Tarefas:
A. Retorne, do texto sobre Rosa Luxemburgo, o trecho que começa em "Michele CorreaAUTOR(A)" e termina em "hoje nos provoca!".
B. Segundo o texto sobre Rosa Luxemburgo, em que período Antonio Gramsci ficou encarcerado em sua terra natal?
C. Redija a continuação do texto sobre Rosa Luxemburgo a partir do ponto em que ele termina.

===== Bloco de texto =====

AUTOR(A)
Michele CorreaAUTOR(A)
Michele Correa5 de março de 2021
Michele Correa
MPA | Pelotas (RS)
Liberdade somente para os partidários do governo, somente para os membros de um partido – por mais numerosos que sejam –, não é liberdade. Liberdade é sempre a liberdade de quem pensa de modo diferente. Não por fanatismo pela “justiça”, mas porque tudo quanto há de vivificante, salutar, purificador na liberdade política depende desse caráter essencial e deixa de ser eficaz quando a “liberdade” se torna privilégio. Rosa Luxemburgo, A Revolução Russa
Precisamos de Rosa…
Mas não de qualquer Rosa…
Precisamos de Rosa Luxemburgo…
Uma mulher em seu tempo…
Uma revolucionária em sua época…
Que ainda hoje nos provoca!
Rosa Luxemburgo não era em primeiro lugar uma teórica, mas, antes de mais nada, uma ativista de dois partidos socialistas, jornalista polêmica e oradora de língua afiada, educadora popular, internacionalista convicta – e, naturalmente, uma mulher do seu tempo.
Em um tempo sombrio, como o que vivemos, três pessoas, cujas imagens são mostradas por quase todo lado: a de uma judia polonesa, assassinada na Alemanha, a de um argentino que, em 1967, caiu nas garras de seus assassinos na Bolívia, assim como a de um italiano que, em 1937, depois de muitos anos de cárcere, foi libertado pelos fascistas para morrer: Rosa Luxemburgo, Ernesto Che Guevara e Antonio Gramsci, são luzeiros para iluminar pensamentos e desafiar reflexões.
Todos os três, mantiveram-se fiéis à unidade entre palavra e ação. Todos os três também se mantiveram fiéis ao pensamento independente, que não se submetia a nenhuma doutrina, a nenhum aparelho. E todos os três pagaram com a vida por suas convicções, tendo sido levados à morte não por adversários do próprio campo, mas pelos do campo inimigo, o que no século XX não era de forma alguma uma evidência.
A social-democrata e co-fundadora do Partido Comunista Alemão Rosa Luxemburgo foi poupada da ascensão de Stalin; em janeiro de 1919, foi espancada a coronhadas e por fim, como ainda vivia, levou um tiro. O social-democrata e cofundador do Partido Comunista Italiano Antonio Gramsci ficou encarcerado em sua terra natal de 1928 a 1934, quando, gravemente enfermo, foi libertado, vindo a falecer em 1937. Ernesto Che Guevara foi, por um breve período, uma liderança política no governo da Cuba revolucionária. Ainda hoje, Che Guevara dá asas à imaginação da juventude; Gramsci, há décadas, impressiona, sobretudo, os intelectuais; de Rosa Luxemburgo, no entanto, a mais complexa dos três, a maioria conhece apenas o nome e o destino, mas não o pensamento e a obra, e, na maioria das vezes, só como caricatura.

===== Dados apresentados =====

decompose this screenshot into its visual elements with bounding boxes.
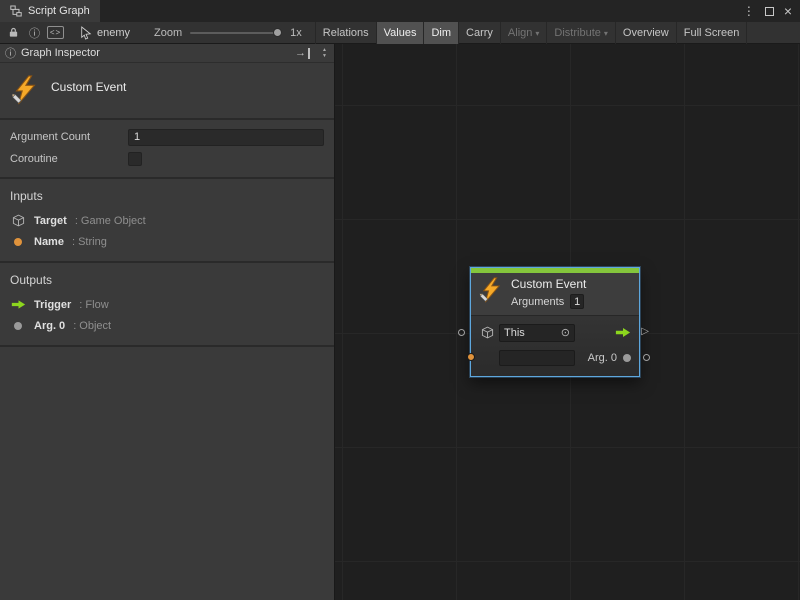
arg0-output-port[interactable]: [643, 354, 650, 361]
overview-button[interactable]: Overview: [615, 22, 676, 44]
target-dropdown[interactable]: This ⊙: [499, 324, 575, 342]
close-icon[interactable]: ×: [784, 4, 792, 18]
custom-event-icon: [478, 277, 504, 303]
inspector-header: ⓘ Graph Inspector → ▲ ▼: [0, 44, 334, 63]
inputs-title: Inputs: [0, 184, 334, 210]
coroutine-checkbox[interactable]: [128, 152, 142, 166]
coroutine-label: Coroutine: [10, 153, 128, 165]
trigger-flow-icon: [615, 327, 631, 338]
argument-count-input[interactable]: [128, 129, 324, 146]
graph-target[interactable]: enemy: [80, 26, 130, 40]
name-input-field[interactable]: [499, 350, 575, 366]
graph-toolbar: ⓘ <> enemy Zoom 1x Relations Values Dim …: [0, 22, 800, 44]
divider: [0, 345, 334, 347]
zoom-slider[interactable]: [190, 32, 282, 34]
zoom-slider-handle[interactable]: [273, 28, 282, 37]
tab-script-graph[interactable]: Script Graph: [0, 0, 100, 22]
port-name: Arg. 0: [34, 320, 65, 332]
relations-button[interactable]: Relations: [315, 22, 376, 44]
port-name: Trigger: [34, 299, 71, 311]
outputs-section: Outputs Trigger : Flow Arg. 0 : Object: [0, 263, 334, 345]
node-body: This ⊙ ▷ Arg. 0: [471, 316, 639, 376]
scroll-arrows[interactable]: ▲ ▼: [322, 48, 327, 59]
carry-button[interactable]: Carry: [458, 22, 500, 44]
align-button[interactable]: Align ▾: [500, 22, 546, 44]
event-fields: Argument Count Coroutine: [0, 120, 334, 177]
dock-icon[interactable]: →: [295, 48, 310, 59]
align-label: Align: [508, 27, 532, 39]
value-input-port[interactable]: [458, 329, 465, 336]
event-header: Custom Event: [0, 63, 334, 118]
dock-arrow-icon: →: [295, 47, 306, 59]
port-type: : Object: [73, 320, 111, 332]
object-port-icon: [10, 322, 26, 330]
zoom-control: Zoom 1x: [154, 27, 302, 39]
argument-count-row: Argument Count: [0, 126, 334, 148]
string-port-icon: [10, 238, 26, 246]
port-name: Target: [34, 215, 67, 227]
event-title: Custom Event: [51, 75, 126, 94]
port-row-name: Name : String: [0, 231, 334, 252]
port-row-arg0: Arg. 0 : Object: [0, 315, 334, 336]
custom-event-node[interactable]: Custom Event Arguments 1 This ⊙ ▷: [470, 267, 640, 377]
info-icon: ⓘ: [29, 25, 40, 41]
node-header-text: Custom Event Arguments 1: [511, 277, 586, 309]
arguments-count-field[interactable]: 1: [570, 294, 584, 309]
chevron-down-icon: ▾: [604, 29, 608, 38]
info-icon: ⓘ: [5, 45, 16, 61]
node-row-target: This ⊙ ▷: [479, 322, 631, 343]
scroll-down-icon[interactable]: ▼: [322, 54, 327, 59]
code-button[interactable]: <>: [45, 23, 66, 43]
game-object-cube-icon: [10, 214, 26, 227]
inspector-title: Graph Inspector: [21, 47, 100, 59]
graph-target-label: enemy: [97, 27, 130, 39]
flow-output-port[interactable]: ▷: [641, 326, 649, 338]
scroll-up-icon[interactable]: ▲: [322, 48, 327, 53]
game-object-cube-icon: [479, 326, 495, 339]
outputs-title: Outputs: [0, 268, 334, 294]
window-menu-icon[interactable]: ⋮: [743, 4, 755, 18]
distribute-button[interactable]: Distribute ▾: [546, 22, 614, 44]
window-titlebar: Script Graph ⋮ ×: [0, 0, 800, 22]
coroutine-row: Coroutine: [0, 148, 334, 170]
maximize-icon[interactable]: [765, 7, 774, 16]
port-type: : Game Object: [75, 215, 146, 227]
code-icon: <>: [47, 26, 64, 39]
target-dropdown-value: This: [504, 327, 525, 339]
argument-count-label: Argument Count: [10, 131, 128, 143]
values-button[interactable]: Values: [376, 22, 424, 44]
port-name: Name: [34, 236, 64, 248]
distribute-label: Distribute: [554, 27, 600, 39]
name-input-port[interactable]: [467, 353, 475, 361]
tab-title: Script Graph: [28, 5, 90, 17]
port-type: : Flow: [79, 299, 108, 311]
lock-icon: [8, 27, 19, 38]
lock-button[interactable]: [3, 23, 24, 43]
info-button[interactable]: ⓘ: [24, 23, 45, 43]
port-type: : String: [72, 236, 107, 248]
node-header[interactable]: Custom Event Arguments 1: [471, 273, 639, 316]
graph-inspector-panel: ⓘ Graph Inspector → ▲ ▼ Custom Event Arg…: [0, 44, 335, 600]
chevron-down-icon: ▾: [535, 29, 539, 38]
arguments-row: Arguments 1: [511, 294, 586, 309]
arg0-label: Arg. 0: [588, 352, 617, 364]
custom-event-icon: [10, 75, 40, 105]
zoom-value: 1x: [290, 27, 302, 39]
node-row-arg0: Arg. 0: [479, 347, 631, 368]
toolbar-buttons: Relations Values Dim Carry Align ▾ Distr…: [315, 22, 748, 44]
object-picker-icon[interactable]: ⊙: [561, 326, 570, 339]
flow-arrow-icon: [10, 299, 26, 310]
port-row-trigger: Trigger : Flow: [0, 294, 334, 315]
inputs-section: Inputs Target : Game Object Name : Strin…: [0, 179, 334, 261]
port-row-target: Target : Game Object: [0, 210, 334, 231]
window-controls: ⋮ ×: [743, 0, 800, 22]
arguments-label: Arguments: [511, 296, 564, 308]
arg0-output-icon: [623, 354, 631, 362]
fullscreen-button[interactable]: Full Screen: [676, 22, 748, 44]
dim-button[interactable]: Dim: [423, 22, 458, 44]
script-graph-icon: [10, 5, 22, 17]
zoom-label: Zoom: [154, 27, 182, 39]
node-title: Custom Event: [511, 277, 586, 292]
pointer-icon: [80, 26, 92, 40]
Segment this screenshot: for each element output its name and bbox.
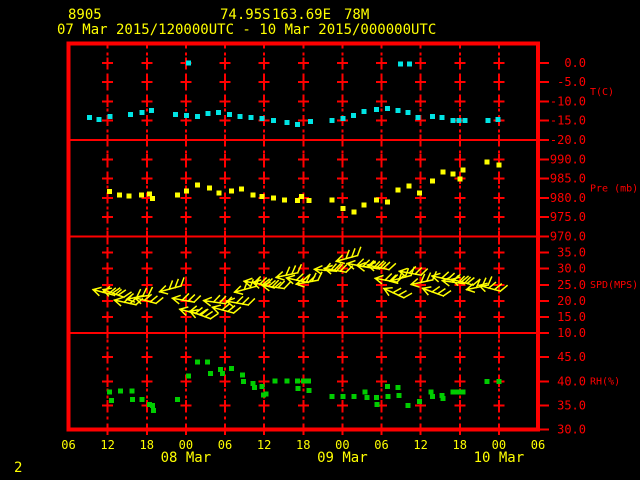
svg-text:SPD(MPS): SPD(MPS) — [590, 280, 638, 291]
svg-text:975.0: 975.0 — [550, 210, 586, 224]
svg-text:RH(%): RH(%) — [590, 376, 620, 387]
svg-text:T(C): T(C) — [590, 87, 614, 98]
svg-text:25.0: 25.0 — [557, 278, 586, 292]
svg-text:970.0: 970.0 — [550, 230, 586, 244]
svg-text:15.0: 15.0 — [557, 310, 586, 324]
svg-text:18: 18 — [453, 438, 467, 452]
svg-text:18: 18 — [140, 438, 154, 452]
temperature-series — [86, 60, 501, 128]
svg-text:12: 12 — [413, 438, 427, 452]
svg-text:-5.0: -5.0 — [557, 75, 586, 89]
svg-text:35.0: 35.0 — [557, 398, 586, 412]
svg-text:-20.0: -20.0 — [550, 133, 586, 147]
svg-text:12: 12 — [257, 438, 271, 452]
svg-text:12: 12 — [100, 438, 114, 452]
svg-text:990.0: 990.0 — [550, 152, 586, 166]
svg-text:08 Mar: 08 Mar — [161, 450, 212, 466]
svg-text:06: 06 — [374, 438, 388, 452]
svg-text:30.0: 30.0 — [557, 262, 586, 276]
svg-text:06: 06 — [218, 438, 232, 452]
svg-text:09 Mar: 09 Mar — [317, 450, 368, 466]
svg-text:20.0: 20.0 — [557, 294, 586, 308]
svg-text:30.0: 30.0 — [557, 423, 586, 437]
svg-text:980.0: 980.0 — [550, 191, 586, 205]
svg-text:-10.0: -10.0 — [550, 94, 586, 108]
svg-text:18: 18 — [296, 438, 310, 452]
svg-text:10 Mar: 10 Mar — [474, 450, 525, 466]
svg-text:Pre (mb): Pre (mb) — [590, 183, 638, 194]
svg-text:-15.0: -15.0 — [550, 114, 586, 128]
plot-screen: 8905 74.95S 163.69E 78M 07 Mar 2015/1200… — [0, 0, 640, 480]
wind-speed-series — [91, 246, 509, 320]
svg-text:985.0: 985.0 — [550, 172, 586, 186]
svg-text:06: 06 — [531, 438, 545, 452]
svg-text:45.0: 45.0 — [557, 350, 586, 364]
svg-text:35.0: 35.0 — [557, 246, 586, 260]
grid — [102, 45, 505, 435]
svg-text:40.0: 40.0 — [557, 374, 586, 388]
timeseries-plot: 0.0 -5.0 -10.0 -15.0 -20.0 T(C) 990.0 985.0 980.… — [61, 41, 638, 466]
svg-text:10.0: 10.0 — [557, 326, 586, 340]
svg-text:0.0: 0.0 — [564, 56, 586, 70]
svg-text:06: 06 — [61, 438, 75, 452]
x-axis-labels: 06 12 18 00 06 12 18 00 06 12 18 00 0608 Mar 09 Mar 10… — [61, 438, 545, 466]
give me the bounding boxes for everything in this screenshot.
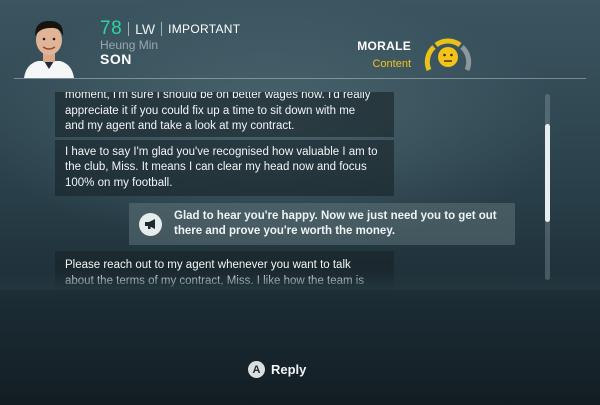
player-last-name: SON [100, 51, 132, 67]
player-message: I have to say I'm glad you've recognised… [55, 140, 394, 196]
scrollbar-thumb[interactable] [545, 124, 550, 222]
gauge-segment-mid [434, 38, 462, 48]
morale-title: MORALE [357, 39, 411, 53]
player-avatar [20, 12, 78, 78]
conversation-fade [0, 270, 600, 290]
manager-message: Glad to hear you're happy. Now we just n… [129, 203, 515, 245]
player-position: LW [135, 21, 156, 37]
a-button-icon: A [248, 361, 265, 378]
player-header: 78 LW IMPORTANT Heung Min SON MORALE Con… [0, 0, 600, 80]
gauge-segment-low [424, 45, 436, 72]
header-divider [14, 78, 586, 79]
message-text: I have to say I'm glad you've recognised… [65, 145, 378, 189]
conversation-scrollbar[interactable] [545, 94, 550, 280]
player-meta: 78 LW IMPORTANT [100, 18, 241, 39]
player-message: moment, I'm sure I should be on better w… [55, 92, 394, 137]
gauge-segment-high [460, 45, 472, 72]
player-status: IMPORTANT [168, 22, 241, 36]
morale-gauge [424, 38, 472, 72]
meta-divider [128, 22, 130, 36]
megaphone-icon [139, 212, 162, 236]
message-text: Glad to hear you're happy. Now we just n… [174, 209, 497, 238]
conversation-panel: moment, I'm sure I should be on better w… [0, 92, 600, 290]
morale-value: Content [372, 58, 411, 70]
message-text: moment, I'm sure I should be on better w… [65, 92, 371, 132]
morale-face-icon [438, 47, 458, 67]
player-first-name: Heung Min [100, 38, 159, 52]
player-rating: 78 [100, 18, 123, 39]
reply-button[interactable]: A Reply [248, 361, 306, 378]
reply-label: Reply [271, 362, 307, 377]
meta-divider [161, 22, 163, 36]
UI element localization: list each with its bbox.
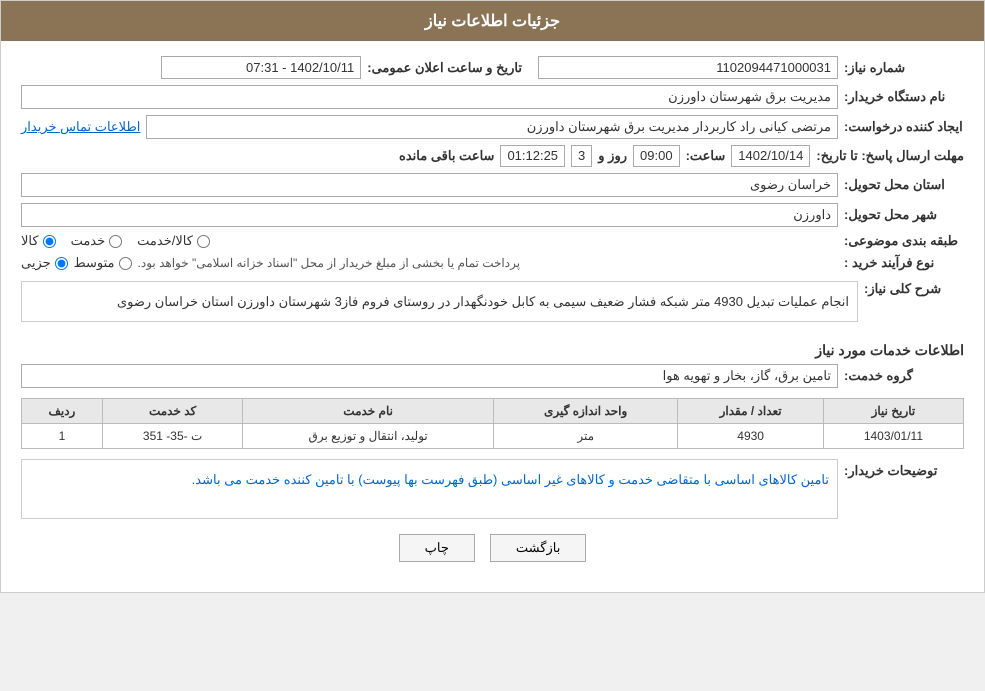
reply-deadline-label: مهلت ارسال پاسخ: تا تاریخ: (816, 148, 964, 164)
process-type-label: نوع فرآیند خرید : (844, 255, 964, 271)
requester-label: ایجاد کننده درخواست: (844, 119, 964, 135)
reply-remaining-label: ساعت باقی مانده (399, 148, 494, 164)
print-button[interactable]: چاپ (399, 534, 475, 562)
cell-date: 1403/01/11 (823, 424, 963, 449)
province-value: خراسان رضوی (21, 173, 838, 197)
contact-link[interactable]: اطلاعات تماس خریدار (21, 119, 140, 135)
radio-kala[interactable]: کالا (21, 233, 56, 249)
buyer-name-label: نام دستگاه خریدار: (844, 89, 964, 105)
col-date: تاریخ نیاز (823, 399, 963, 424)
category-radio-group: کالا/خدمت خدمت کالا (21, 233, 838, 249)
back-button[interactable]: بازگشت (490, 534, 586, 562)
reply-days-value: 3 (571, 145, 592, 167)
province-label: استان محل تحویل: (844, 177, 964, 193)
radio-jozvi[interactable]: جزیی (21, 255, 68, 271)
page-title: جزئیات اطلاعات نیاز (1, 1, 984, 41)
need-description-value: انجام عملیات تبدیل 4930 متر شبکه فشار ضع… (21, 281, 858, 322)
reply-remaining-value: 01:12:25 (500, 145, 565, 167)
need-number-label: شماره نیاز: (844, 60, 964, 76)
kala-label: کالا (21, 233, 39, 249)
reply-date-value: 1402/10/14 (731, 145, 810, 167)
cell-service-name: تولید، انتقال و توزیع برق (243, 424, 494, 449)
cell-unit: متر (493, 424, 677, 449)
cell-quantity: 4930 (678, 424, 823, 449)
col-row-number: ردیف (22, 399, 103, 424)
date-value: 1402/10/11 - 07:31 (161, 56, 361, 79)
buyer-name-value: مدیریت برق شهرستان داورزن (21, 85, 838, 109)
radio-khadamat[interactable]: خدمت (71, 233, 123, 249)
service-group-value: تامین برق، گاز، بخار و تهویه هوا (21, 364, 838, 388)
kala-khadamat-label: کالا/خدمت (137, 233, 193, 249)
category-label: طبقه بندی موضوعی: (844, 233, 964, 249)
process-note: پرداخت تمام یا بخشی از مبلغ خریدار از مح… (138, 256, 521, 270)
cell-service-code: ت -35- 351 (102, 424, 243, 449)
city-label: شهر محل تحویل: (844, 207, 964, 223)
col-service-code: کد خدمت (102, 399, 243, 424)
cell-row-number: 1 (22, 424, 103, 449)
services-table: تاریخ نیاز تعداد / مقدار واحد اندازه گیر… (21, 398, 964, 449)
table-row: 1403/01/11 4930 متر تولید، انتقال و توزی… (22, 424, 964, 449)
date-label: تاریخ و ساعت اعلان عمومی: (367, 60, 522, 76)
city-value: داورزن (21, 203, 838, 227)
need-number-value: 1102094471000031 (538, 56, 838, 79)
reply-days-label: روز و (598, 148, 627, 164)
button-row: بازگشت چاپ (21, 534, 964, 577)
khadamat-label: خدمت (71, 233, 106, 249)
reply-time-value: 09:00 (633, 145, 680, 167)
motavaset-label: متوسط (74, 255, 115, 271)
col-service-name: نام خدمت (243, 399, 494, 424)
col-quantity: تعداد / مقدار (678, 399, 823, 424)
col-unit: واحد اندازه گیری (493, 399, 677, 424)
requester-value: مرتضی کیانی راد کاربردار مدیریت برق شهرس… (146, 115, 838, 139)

=====

Respostas:
A.
Michele CorreaAUTOR(A)
Michele Correa5 de março de 2021
Michele Correa
MPA | Pelotas (RS)
Liberdade somente para os partidários do governo, somente para os membros de um partido – por mais numerosos que sejam –, não é liberdade. Liberdade é sempre a liberdade de quem pensa de modo diferente. Não por fanatismo pela “justiça”, mas porque tudo quanto há de vivificante, salutar, purificador na liberdade política depende desse caráter essencial e deixa de ser eficaz quando a “liberdade” se torna privilégio. Rosa Luxemburgo, A Revolução Russa
Precisamos de Rosa…
Mas não de qualquer Rosa…
Precisamos de Rosa Luxemburgo…
Uma mulher em seu tempo…
Uma revolucionária em sua época…
Que ainda hoje nos provoca!

B. De 1928 a 1934.

C.
No pensamento e obra de Rosa, hoje o que me instiga a fazer sua memória são suas reflexões, ou melhor a sua concepção de partido. Assim, apresentarei aqui algumas considerações a partir das pesquisas de Isabel Loureiro (2004), autora de grande importância no estudo de Rosa Luxemburgo, a qual demonstra a tensão permanente do pensamento da autora polonesa. Loureiro explicita, a contradição entre o objetivo socialista do partido operário e a prática reformista da classe operária, o que a levou a uma teoria da e para a práxis. Esta contradição permanente no pensamento de Luxemburgo só pode ser entendida na relação histórico-crítica com o momento dos seus escritos e a finalidade política destes: seja combatendo a burocratização no SPD (Partido Social-democrata Alemão) ou nos sindicatos, seja combatendo o nacionalismo do PPS (Partido socialista polonês) ou ainda defendendo a democracia operária na Revolução Russa.
Uma das bases do pensamento de Luxemburgo é a “Luta de classes: o fazer-se do partido e da classe”. Para Rosa, o partido proletário é resultado da luta de classes entre a burguesia e o proletariado. Sendo no processo da luta de classes que se põe a necessidade da existência de um organismo político para o desenvolvimento do combate proletário, essa necessidade não se dá somente nos grandes acontecimentos da lutas de classes, como as revoluções, mas mesmo nas lutas de classe mais elementares, isto é, nas lutas mais imediatas, como as reivindicações salariais ou redução da jornada de trabalho.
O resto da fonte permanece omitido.